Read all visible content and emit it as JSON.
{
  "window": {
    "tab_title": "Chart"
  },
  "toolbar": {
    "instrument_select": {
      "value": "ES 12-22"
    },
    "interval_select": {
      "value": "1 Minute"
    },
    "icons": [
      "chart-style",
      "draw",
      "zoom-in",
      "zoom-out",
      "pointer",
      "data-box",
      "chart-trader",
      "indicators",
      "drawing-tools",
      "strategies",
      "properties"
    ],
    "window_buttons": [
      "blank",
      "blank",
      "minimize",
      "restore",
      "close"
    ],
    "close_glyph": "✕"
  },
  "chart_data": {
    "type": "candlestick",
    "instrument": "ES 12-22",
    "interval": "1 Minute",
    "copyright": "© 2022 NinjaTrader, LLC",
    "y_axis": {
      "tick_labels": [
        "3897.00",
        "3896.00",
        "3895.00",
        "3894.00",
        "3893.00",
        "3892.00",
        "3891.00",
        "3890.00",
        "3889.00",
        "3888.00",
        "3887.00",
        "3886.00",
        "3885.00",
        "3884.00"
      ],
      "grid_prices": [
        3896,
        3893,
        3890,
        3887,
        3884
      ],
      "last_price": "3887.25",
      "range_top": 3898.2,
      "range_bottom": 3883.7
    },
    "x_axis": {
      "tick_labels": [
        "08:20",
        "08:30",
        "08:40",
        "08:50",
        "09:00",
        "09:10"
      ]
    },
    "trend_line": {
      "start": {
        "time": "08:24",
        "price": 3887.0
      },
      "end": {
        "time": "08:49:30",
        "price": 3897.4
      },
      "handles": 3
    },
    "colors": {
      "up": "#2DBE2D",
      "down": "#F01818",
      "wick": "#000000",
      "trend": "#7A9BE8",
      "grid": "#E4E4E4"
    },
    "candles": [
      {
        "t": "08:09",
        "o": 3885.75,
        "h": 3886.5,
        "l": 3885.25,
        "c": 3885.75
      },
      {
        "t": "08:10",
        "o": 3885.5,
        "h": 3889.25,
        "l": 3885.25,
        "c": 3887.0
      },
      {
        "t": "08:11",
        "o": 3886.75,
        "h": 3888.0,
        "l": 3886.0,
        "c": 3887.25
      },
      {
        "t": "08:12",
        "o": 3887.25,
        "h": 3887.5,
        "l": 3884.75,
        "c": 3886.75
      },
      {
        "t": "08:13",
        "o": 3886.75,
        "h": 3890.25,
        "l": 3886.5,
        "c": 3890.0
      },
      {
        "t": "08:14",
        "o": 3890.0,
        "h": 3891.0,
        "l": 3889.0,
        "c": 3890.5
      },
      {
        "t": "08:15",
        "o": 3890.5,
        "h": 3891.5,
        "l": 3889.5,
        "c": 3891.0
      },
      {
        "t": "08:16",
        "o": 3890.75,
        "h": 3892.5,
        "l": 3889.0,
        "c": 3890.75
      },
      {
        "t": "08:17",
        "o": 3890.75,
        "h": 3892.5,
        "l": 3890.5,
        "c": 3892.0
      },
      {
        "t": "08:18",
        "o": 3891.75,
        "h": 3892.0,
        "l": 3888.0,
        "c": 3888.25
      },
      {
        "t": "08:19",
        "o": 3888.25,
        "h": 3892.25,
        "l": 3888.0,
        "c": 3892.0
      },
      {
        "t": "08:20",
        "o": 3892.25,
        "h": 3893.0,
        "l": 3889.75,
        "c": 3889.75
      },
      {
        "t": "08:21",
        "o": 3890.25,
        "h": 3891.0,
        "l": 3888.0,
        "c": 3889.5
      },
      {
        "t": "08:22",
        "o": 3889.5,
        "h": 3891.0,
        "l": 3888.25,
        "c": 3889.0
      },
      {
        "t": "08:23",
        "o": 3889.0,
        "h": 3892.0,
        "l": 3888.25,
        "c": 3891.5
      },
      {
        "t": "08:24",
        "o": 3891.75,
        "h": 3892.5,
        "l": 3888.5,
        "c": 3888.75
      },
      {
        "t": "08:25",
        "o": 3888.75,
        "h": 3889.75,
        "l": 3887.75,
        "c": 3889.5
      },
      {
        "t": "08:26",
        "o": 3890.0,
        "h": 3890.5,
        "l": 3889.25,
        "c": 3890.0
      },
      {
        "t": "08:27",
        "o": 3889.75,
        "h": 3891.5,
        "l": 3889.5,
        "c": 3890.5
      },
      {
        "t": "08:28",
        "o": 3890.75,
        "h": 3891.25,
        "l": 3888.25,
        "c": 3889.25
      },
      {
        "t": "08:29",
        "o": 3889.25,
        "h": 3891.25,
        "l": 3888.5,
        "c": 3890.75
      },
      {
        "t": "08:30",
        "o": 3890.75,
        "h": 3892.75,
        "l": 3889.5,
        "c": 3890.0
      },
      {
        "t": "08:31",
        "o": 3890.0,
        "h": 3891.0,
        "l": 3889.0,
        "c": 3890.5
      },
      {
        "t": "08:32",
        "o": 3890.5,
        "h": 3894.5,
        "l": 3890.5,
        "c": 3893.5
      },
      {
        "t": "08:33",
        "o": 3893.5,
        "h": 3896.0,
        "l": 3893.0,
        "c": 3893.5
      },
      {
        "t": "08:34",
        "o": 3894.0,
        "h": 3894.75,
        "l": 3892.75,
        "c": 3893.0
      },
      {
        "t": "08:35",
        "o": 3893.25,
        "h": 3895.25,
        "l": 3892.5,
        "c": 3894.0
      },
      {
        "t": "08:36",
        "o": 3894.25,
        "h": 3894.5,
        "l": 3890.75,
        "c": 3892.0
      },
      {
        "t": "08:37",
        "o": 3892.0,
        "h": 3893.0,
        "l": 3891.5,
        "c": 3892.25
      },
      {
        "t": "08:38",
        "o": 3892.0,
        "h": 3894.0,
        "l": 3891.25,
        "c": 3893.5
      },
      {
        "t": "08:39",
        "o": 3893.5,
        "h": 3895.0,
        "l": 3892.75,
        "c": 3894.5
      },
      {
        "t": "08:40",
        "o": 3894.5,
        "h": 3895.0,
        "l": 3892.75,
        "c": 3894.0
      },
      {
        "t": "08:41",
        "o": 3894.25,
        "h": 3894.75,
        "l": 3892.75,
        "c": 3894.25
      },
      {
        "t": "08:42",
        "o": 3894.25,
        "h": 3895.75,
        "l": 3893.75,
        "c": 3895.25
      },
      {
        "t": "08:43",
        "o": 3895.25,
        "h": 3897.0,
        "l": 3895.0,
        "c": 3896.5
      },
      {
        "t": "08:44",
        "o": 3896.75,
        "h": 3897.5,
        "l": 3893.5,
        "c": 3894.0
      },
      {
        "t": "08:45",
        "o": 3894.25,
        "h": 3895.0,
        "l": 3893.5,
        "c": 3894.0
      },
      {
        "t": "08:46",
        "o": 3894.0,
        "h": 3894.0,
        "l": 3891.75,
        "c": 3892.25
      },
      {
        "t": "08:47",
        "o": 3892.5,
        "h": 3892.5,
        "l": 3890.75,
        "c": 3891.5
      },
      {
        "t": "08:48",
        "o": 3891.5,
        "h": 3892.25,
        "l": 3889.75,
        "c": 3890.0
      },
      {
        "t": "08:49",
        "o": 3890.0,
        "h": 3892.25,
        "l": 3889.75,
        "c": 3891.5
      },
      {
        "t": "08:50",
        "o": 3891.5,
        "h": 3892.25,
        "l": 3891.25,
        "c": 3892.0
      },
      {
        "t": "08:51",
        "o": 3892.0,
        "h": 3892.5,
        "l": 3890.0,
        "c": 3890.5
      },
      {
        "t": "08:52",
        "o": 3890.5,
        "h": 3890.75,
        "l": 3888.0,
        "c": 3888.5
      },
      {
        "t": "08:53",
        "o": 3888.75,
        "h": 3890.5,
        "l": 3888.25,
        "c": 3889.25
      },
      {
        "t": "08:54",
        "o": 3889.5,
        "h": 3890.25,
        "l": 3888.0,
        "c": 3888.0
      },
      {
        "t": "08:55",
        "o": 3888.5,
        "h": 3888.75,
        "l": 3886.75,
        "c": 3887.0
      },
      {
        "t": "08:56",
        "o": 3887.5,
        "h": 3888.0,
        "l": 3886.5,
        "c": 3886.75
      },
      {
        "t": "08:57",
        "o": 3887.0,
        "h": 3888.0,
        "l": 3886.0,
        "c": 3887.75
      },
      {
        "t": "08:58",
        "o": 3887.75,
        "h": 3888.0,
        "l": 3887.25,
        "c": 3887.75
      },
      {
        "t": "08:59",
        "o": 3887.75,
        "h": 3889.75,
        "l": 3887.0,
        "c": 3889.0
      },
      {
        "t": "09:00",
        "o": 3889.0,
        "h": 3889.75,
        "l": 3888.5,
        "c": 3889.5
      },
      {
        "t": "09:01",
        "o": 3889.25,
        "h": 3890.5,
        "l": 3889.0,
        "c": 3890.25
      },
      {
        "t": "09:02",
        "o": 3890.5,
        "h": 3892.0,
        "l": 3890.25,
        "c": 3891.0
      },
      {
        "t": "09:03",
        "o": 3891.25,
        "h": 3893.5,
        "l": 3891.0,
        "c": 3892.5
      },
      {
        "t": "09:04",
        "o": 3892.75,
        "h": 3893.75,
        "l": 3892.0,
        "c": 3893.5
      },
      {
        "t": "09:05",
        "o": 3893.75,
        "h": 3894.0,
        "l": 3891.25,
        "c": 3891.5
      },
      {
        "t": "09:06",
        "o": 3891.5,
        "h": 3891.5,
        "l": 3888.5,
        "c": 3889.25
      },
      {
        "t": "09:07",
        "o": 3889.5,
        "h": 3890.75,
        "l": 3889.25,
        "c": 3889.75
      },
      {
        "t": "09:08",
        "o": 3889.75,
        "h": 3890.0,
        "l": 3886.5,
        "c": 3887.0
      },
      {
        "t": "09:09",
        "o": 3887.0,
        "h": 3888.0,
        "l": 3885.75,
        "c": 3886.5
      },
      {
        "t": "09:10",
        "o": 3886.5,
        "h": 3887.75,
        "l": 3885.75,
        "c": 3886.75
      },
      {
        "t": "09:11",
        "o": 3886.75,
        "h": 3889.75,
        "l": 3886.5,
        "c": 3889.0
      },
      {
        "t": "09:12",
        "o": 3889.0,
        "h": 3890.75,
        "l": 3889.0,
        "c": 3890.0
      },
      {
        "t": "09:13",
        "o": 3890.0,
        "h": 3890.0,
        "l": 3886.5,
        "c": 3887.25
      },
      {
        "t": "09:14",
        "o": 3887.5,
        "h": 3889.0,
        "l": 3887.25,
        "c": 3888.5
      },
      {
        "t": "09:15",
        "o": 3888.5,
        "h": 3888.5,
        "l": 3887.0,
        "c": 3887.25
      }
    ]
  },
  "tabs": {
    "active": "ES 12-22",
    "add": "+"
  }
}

---

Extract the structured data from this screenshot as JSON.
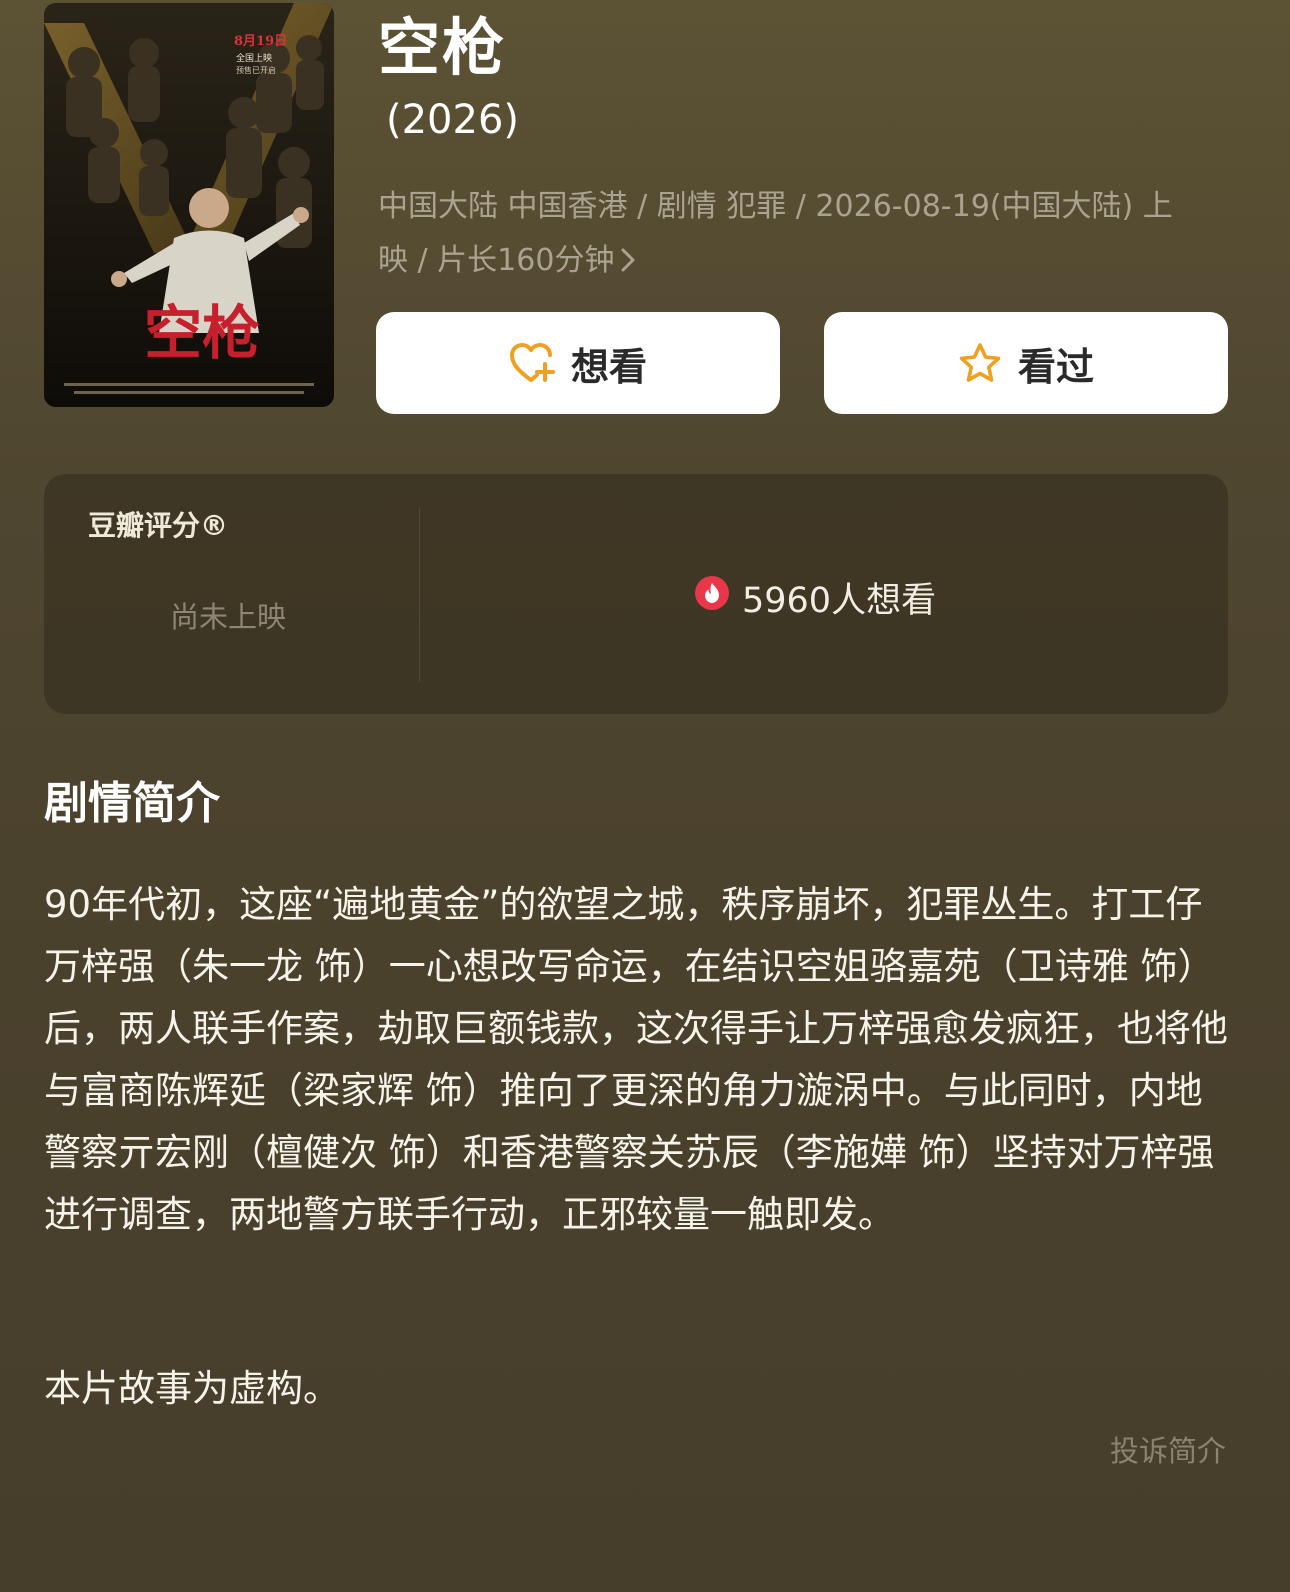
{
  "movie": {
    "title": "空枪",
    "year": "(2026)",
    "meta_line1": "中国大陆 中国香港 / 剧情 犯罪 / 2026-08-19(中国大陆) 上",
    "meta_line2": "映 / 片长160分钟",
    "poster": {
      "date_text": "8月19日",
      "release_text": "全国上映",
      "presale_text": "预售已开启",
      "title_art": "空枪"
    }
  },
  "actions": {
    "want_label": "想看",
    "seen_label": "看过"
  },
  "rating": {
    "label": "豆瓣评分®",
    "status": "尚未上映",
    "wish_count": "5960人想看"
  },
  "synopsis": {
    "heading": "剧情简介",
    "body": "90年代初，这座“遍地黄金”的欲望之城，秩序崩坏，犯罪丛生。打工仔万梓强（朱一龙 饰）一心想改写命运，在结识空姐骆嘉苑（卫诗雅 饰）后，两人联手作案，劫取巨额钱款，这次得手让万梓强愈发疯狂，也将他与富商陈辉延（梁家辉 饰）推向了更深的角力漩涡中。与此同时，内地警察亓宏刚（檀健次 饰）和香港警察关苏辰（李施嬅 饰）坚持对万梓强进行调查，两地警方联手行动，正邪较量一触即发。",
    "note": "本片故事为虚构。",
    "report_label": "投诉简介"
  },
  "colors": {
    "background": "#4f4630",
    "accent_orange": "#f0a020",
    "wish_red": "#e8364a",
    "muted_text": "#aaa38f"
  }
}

--

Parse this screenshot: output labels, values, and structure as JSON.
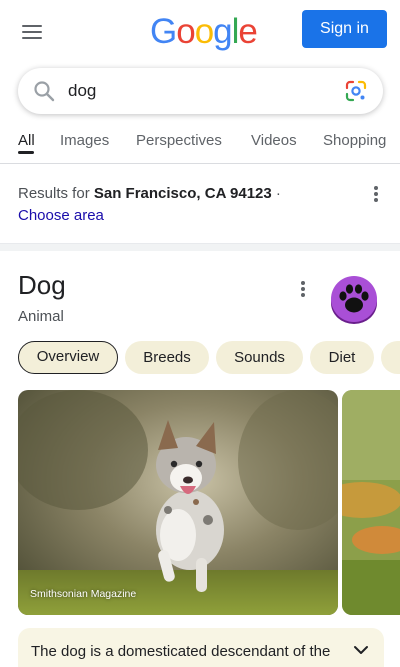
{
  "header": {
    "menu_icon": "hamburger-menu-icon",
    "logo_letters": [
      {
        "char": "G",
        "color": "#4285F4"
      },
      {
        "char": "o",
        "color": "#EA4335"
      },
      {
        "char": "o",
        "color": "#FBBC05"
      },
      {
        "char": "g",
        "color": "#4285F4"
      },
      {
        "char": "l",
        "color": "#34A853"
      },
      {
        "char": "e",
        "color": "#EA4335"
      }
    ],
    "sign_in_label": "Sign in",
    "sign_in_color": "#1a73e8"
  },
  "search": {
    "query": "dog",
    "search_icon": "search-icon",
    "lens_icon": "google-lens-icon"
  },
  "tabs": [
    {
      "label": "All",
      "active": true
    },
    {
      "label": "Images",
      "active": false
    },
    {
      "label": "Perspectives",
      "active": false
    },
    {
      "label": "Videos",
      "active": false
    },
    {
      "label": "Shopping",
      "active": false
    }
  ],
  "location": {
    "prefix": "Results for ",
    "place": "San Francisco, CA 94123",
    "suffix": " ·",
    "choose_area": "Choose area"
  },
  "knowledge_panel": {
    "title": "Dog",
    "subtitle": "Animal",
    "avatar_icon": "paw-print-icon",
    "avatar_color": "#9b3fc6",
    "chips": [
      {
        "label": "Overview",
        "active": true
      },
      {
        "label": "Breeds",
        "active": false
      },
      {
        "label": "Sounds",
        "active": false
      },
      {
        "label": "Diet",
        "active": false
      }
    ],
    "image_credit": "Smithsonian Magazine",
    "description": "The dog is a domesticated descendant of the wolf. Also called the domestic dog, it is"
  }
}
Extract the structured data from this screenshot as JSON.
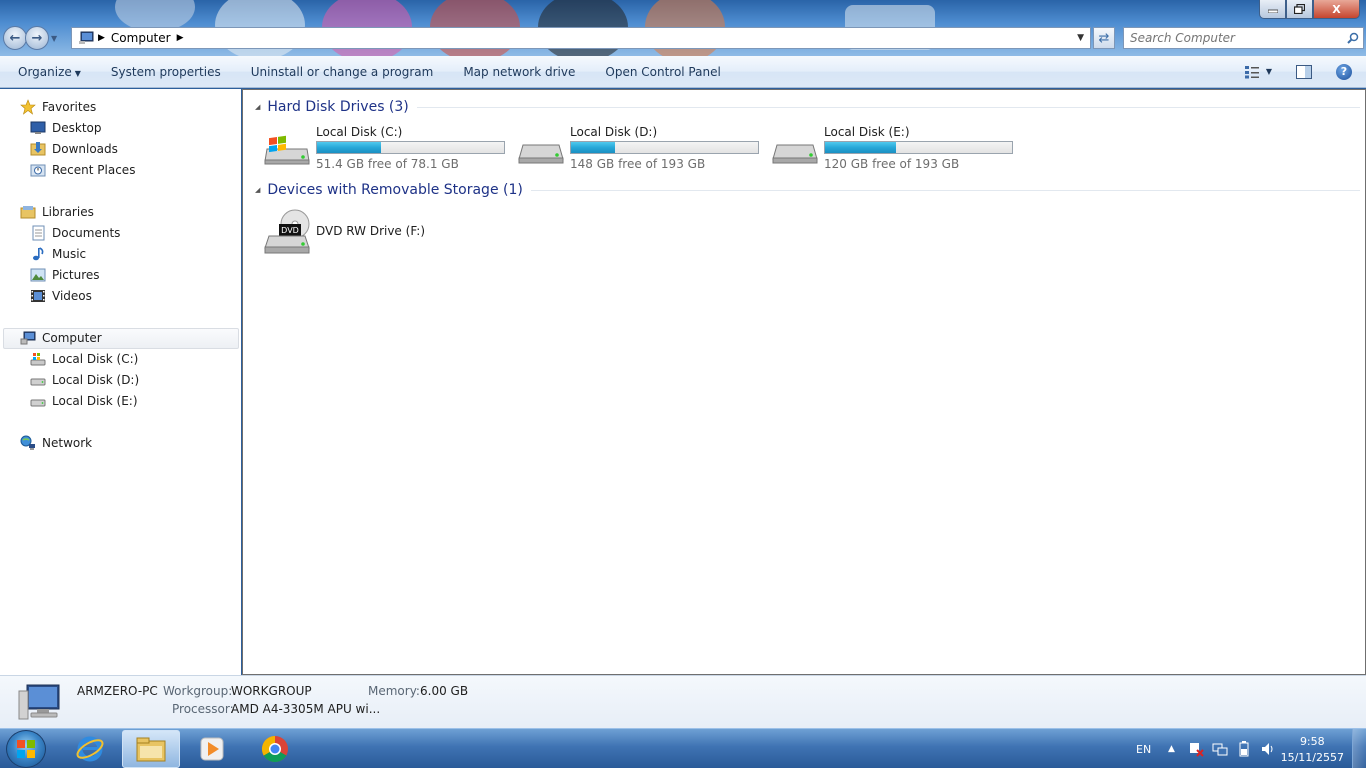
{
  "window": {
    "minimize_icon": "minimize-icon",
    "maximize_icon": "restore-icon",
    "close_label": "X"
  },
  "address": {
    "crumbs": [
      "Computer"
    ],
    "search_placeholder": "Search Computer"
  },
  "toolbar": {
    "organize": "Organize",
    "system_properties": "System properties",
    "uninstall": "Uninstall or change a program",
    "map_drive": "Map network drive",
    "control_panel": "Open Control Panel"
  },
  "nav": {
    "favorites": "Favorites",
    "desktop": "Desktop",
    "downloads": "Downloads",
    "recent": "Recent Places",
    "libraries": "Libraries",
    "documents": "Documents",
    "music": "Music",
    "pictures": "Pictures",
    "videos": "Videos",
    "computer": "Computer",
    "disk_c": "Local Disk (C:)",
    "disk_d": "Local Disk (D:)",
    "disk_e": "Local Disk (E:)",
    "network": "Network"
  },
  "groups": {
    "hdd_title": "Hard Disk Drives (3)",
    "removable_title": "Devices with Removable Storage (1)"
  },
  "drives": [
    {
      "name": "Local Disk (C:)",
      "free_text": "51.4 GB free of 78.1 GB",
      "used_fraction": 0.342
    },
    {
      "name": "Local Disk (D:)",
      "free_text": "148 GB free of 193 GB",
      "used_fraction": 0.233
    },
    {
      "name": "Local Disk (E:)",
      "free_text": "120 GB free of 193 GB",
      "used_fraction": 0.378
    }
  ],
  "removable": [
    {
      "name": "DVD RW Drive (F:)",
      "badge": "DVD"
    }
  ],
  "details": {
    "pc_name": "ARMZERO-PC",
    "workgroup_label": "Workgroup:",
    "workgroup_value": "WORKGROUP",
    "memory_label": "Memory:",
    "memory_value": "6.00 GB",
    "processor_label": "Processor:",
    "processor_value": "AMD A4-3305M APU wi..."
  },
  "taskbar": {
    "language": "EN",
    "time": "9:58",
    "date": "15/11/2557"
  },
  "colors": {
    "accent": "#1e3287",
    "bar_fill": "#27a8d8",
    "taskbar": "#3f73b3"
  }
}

> [Written request]:
Of the lines in the data, how many contain the word "free"? Provide the number and nothing further.

> [Full output]:
3